Exercise prompt:
Locate the lines where "mide" occurs and copy them as they stand.

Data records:
:::
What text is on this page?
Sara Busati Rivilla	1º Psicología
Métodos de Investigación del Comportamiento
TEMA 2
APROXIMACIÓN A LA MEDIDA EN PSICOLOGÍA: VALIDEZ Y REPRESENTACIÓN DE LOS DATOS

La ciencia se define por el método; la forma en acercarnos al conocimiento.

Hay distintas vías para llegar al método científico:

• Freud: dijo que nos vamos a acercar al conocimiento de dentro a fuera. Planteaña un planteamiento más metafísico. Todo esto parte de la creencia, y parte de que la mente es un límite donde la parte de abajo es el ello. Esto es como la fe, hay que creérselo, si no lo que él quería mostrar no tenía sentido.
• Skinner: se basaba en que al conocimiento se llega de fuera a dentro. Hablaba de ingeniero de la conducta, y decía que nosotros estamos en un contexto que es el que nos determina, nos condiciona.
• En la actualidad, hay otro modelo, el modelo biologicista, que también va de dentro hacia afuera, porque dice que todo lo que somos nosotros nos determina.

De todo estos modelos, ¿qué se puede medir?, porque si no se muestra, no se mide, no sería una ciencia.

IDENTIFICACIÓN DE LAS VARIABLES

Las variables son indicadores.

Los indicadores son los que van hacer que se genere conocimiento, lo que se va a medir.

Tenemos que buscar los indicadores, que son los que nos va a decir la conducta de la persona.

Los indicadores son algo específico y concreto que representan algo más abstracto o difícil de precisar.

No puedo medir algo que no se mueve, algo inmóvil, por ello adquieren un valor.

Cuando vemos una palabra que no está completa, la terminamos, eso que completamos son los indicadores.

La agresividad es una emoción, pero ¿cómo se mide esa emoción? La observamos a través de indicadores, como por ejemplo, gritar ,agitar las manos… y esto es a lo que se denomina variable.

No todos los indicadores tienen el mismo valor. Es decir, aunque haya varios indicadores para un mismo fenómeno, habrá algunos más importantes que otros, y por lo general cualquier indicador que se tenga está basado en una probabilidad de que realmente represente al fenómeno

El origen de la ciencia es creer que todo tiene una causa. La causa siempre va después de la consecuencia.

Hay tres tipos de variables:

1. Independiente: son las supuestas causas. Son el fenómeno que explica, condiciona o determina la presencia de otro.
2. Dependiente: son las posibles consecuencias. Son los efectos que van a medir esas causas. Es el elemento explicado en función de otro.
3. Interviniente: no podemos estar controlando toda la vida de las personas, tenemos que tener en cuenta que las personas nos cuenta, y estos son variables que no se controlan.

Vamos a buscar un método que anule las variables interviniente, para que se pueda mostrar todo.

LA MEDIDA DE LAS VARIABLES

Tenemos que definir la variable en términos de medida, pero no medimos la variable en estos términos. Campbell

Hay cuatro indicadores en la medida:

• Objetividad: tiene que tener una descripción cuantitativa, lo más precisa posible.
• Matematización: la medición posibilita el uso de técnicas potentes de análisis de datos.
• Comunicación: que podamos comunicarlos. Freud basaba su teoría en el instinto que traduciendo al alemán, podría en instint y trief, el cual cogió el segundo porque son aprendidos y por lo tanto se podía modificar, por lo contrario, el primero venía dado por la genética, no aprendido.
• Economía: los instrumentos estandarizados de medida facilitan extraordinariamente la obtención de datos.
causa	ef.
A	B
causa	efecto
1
:::
Response below:
De todo estos modelos, ¿qué se puede medir?, porque si no se muestra, no se mide, no sería una ciencia.
La agresividad es una emoción, pero ¿cómo se mide esa emoción? La observamos a través de indicadores, como por ejemplo, gritar ,agitar las manos… y esto es a lo que se denomina variable.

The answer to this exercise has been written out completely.